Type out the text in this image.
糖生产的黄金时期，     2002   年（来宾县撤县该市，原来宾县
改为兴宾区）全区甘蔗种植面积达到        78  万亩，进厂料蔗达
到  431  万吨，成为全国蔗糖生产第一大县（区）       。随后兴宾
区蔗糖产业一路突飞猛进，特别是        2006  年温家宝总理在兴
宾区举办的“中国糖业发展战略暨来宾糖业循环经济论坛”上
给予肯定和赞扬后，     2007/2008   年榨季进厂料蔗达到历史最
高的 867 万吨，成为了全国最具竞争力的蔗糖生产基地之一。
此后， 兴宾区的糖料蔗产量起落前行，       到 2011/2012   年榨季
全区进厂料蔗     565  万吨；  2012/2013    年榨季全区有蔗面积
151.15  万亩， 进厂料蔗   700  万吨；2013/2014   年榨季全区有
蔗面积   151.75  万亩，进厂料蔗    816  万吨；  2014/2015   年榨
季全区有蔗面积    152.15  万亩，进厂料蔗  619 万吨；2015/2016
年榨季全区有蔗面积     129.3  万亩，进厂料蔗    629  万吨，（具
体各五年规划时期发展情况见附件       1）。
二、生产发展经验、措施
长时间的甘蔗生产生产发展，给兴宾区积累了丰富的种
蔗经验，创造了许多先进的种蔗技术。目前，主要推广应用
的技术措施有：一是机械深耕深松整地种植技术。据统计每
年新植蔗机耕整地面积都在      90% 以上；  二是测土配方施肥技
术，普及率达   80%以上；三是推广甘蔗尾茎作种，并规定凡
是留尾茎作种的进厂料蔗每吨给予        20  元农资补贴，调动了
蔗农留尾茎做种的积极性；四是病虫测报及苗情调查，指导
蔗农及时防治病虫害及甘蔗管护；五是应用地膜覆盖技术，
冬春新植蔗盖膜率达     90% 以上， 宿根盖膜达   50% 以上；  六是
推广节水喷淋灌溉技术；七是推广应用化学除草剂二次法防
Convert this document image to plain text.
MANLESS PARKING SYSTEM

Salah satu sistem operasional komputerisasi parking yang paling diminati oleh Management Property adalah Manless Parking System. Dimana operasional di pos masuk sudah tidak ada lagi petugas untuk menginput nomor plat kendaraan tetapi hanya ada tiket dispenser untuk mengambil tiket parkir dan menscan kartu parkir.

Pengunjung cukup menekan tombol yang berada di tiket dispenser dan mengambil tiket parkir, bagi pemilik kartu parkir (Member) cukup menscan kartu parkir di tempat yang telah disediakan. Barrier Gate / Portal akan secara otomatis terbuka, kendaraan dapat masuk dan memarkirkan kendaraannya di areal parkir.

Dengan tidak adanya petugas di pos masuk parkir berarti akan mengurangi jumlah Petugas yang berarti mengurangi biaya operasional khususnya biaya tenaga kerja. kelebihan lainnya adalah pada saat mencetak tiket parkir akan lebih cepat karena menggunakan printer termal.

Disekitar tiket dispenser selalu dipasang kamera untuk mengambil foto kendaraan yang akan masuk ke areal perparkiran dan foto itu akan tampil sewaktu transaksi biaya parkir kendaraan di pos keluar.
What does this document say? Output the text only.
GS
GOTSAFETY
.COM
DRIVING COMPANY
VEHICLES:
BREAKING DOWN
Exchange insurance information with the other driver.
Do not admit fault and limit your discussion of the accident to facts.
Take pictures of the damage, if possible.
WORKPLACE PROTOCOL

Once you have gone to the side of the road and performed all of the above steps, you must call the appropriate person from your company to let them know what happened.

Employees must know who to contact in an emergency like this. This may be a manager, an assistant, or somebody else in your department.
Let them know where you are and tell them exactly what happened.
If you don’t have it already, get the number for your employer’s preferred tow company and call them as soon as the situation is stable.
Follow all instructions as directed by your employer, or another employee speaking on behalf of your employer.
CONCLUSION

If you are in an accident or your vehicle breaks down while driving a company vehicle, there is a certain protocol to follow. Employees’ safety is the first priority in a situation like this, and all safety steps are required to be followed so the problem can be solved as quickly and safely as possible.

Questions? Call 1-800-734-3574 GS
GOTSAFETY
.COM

● ● ● ●

_What you need to do_
Of all the lines above, how many contain the word "menscan"? Answer with only the number.

_Answer to this exercise_
2